PROBLEMS:
a. According to the article on attracting investors, what allowed the sale of Ro Markson's business to be completed in only a matter of weeks?
b. From the article on attracting investors, extract the passage from "Attracting investors to" to "firm Corporate Edge." without any alteration.

++++ PASSAGE PROVIDED

Attracting investors to your business
Chief executive of the Photon Group, Matthew Bailey, has been on an acquisition trail, announcing two more acquisitions for the year this week – Sydney-based communications company Bellamy Hayden and London-based firm Corporate Edge.
“There are lots of good people and great businesses out there,” Bailey says. He receives business pitches every week from SMEs looking for funding to expand their businesses, however the majority of businesses Photon invests in are not for sale. “They are focused on what they are doing and making money,” says Bailey.
Photon Group director Siimon Reynolds called Sydney business owner Ro Markson in June 2007, asking her to come and chat to Photon’s chairman Tim Hughes, Bailey and himself about her communications business. “It was out of the blue,” says Markson. “I was not looking for an investor,” she says.
Just weeks later on 1 August 2007, a $3 million deal was announced. Photon bought the business with Markson staying on as a salaried CEO. Markson will run one of 33 businesses that make up the rapidly expanding Photon Group, which has made nine acquisitions so far this year and is worth more than $465 million.
The sale process involved a review of Markson’s business, which was only 12-months old, a new incarnation of the Markson Sparks business following her split from husband Mark Markson and their business that was established in 1982.
Ro Markson says that critical to the deal only taking a matter of weeks was the fact that she was legally and financially well organised. She also passed what she calls Photon’s “emotional due diligence” by demonstrating her drive and commitment to the business. (Photon likes to keep established management at the helm after the sale.)

++++++++
++++ MATERIAL PROVIDED

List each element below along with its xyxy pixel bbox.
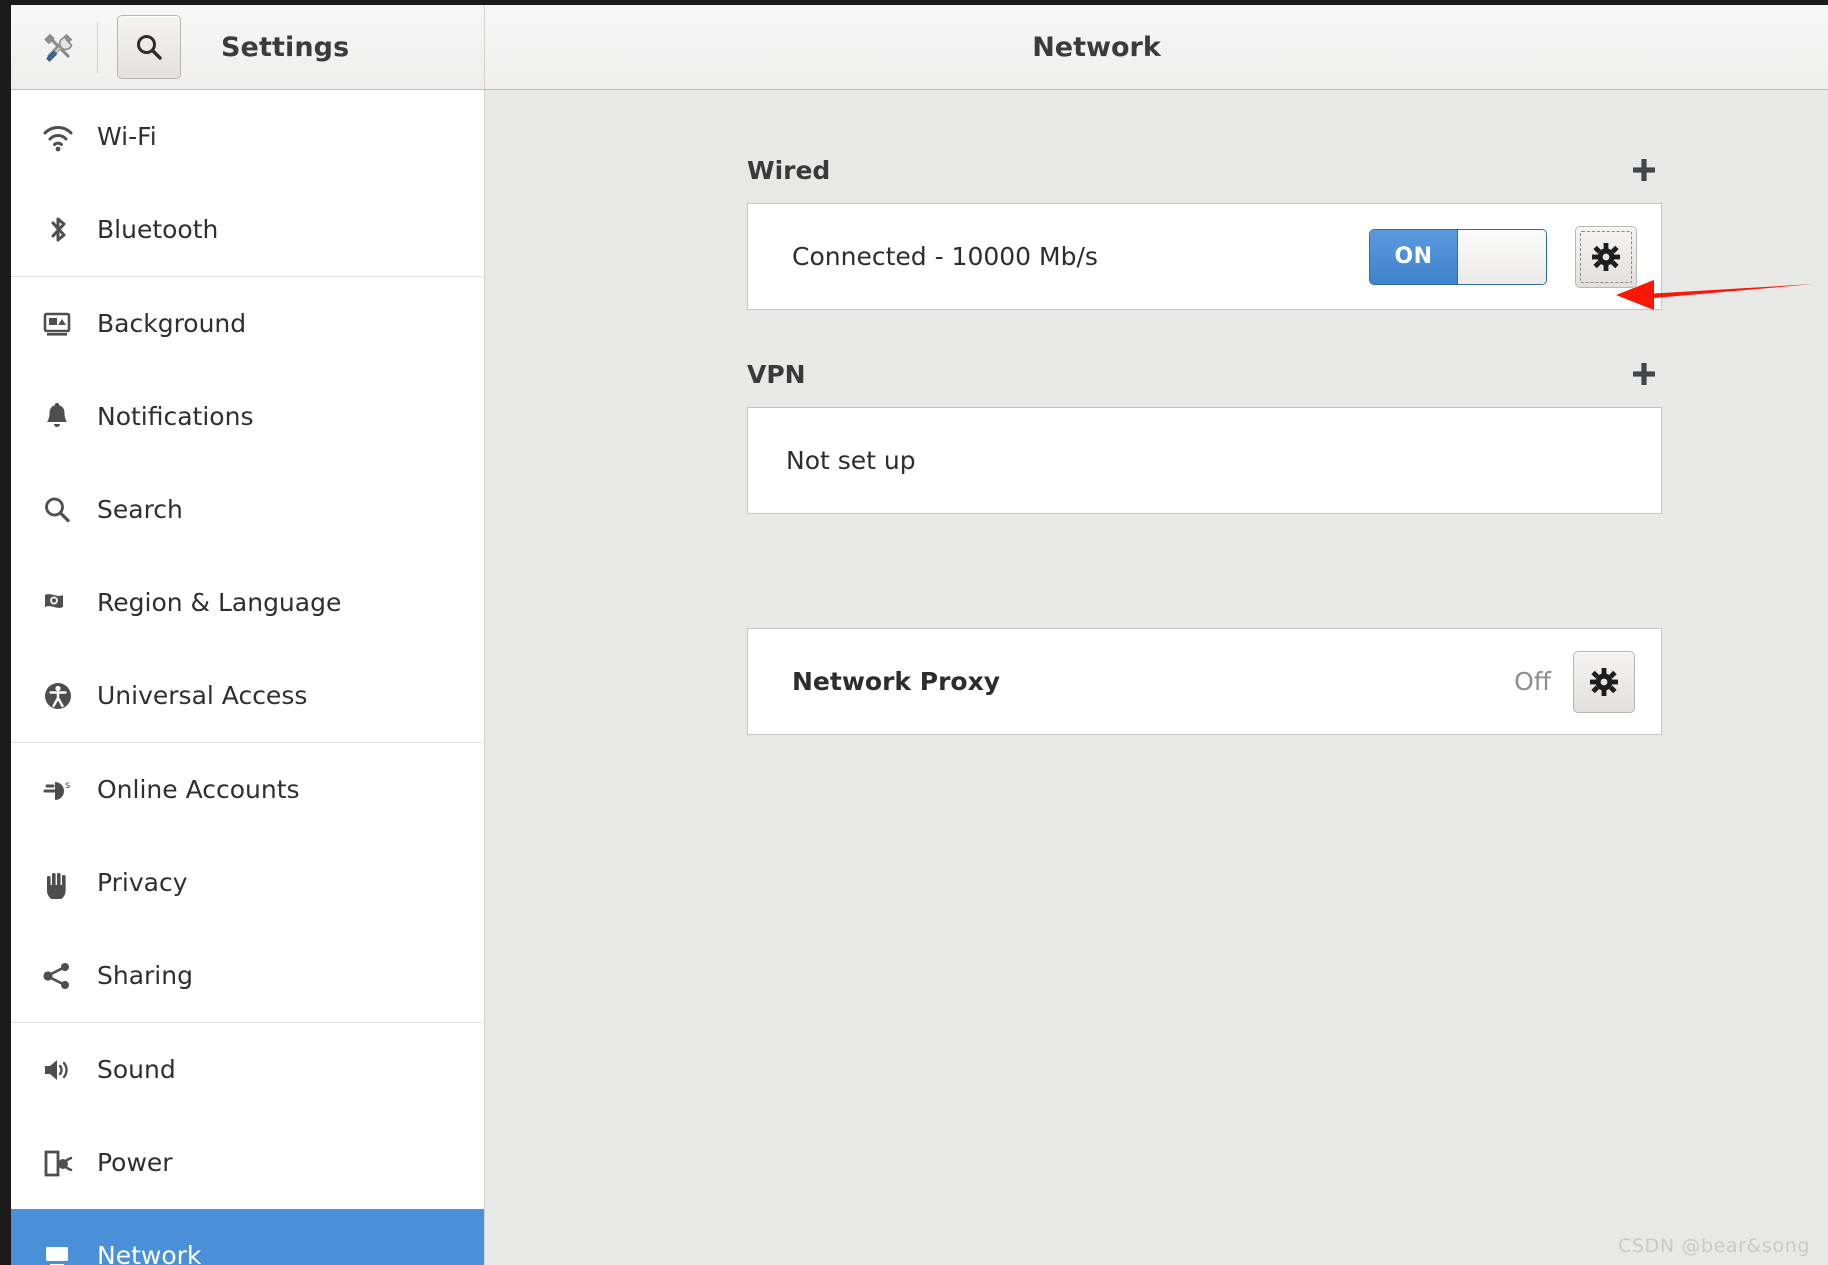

++++++++

WORKED ANSWERS:
a. Markson says the critical factor was that she was legally and financially well organized.

b.
Attracting investors to your business
Chief executive of the Photon Group, Matthew Bailey, has been on an acquisition trail, announcing two more acquisitions for the year this week – Sydney-based communications company Bellamy Hayden and London-based firm Corporate Edge.